* _SHORT TASK_: Can you transcribe every record below exactly as it appears?

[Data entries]
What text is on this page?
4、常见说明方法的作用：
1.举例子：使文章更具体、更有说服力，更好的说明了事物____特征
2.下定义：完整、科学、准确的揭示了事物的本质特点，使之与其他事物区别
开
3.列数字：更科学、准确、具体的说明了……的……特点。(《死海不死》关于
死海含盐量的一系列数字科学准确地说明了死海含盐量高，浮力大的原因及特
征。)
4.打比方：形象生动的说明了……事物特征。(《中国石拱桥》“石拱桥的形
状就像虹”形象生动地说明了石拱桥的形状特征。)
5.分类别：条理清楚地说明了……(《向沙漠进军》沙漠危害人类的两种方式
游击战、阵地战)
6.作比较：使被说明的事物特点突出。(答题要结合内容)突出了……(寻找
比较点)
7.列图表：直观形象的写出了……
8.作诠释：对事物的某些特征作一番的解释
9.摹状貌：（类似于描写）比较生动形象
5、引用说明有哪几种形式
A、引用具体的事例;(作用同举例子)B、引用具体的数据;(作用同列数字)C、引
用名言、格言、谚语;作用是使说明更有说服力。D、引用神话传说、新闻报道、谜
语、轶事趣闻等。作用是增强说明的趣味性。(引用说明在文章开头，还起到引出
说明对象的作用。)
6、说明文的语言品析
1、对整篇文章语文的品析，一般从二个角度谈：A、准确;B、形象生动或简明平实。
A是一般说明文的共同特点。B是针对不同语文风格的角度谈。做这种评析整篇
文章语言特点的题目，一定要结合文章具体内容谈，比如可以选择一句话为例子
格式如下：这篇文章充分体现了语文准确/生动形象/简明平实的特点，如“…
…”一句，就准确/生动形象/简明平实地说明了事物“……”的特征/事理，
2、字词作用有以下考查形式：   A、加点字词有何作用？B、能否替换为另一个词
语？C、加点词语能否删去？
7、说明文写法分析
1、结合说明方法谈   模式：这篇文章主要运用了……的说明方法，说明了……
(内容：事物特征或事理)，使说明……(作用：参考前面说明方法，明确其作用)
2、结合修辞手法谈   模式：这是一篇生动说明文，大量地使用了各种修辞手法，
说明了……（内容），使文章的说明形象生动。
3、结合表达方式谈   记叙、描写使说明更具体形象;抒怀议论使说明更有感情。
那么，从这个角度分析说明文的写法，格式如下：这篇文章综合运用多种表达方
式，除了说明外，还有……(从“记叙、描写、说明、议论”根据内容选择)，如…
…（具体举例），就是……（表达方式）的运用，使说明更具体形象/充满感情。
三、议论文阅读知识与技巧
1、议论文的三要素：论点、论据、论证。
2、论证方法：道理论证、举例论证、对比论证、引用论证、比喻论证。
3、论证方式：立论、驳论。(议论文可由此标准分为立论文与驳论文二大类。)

* _TASK RESPONSE_:
What text is on this page?
4、常见说明方法的作用：
1.举例子：使文章更具体、更有说服力，更好的说明了事物____特征
2.下定义：完整、科学、准确的揭示了事物的本质特点，使之与其他事物区别
开
3.列数字：更科学、准确、具体的说明了……的……特点。(《死海不死》关于
死海含盐量的一系列数字科学准确地说明了死海含盐量高，浮力大的原因及特
征。)
4.打比方：形象生动的说明了……事物特征。(《中国石拱桥》“石拱桥的形
状就像虹”形象生动地说明了石拱桥的形状特征。)
5.分类别：条理清楚地说明了……(《向沙漠进军》沙漠危害人类的两种方式
游击战、阵地战)
6.作比较：使被说明的事物特点突出。(答题要结合内容)突出了……(寻找
比较点)
7.列图表：直观形象的写出了……
8.作诠释：对事物的某些特征作一番的解释
9.摹状貌：（类似于描写）比较生动形象
5、引用说明有哪几种形式
A、引用具体的事例;(作用同举例子)B、引用具体的数据;(作用同列数字)C、引
用名言、格言、谚语;作用是使说明更有说服力。D、引用神话传说、新闻报道、谜
语、轶事趣闻等。作用是增强说明的趣味性。(引用说明在文章开头，还起到引出
说明对象的作用。)
6、说明文的语言品析
1、对整篇文章语文的品析，一般从二个角度谈：A、准确;B、形象生动或简明平实。
A是一般说明文的共同特点。B是针对不同语文风格的角度谈。做这种评析整篇
文章语言特点的题目，一定要结合文章具体内容谈，比如可以选择一句话为例子
格式如下：这篇文章充分体现了语文准确/生动形象/简明平实的特点，如“…
…”一句，就准确/生动形象/简明平实地说明了事物“……”的特征/事理，
2、字词作用有以下考查形式：   A、加点字词有何作用？B、能否替换为另一个词
语？C、加点词语能否删去？
7、说明文写法分析
1、结合说明方法谈   模式：这篇文章主要运用了……的说明方法，说明了……
(内容：事物特征或事理)，使说明……(作用：参考前面说明方法，明确其作用)
2、结合修辞手法谈   模式：这是一篇生动说明文，大量地使用了各种修辞手法，
说明了……（内容），使文章的说明形象生动。
3、结合表达方式谈   记叙、描写使说明更具体形象;抒怀议论使说明更有感情。
那么，从这个角度分析说明文的写法，格式如下：这篇文章综合运用多种表达方
式，除了说明外，还有……(从“记叙、描写、说明、议论”根据内容选择)，如…
…（具体举例），就是……（表达方式）的运用，使说明更具体形象/充满感情。
三、议论文阅读知识与技巧
1、议论文的三要素：论点、论据、论证。
2、论证方法：道理论证、举例论证、对比论证、引用论证、比喻论证。
3、论证方式：立论、驳论。(议论文可由此标准分为立论文与驳论文二大类。)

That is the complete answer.